[What you need to do]
• A. In the passage about the Valve VR demos, duplicate the text between "We ran our jam" and "was very cool.", inclusive.
• B. Translate this sentence from the passage on the Valve VR demos into French: "We ran our jam project on the hardware a number of times, and also each got to run through Valve’s official demos."
• C. Pick up the account of the Valve VR demos after its final sentence and write what comes next.

***** Document extract *****

Now, another user has posted their impressions along with another series of photos on the subreddit /r/oculus, this time with more detailed photos and information on the experience.

Reddit user ‘jonomf’ posted his detailed impressions and answers to questions from the Valve team demoing the kit. On the demos themselves, jononf has this to say:

We ran our jam project on the hardware a number of times, and also each got to run through Valve’s official demos. The demos were the same ones they run in “The Room”: a 3D grid of cubes showing webpages, a mirror showing your head as a cube, a tiny office of the 2D Portal people, the room full of pipes, a room with three of the robot playable characters from Portal 2 (one that’s your size, one tiny, one huge), one looking at a complex animated robot, and one where particles are constantly created a couple of feet in front of your face (thousands of serious DX11 compute particles with complex motion). All were very impressive; everyone I talked to agreed that the office full of Portal people was the most interesting: you really felt like a giant, and being able to bend down and hang out among them was very cool.

***** Collected data *****

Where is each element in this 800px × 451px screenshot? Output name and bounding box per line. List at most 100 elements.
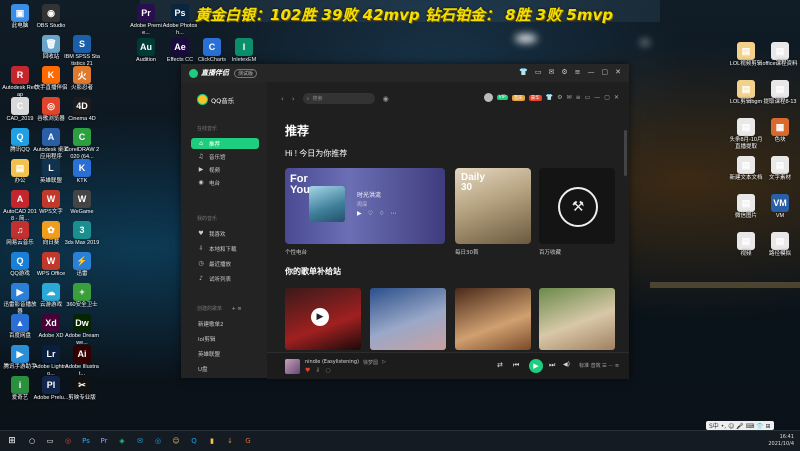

*****

[Outputs]
• A.
We ran our jam project on the hardware a number of times, and also each got to run through Valve’s official demos. The demos were the same ones they run in “The Room”: a 3D grid of cubes showing webpages, a mirror showing your head as a cube, a tiny office of the 2D Portal people, the room full of pipes, a room with three of the robot playable characters from Portal 2 (one that’s your size, one tiny, one huge), one looking at a complex animated robot, and one where particles are constantly created a couple of feet in front of your face (thousands of serious DX11 compute particles with complex motion). All were very impressive; everyone I talked to agreed that the office full of Portal people was the most interesting: you really felt like a giant, and being able to bend down and hang out among them was very cool.

• B. Nous avons fait tourner notre projet de game jam sur le matériel à plusieurs reprises, et chacun de nous a aussi pu essayer les démos officielles de Valve.

• C.
And in terms of the overall experience and how he felt post demo:

Needless to say, the experience in the HMD is amazing: low persistence, perfect tracking (within the camera of course), very high frame rate (they implored us to keep the jam games running at higher than 95 FPS). I don’t get sim sickness with the DK1 as it is, but nonetheless felt much more comfortable in the Valve units. However, I did consistently have major disorientation after leaving the HMD: I felt a little fuzzy and distant, and once felt like I was going to fall over. I felt something similar the very first time I came out of the DK1, never since, but every time after leaving the Valve units (4 or 5 times).

The assumption made up to now (and I include this website in that) is that these prototypes were the next generation of VR Headsets, moving on from the version shown to a limited audience at January’s Steam Dev Days event. However, it seems this is not the case. In fact, these units are working devices used by developers at Valve for convenience, any experiences developed using them still tested in the fiducial marker covered room at Valve HQ.

This is not a change of plans from The Room (as I saw someone speculate in another thread) — the Valve guys said that they each have one of these units on their desks for convenient VR testing, and then they load it up in the Room for primetime.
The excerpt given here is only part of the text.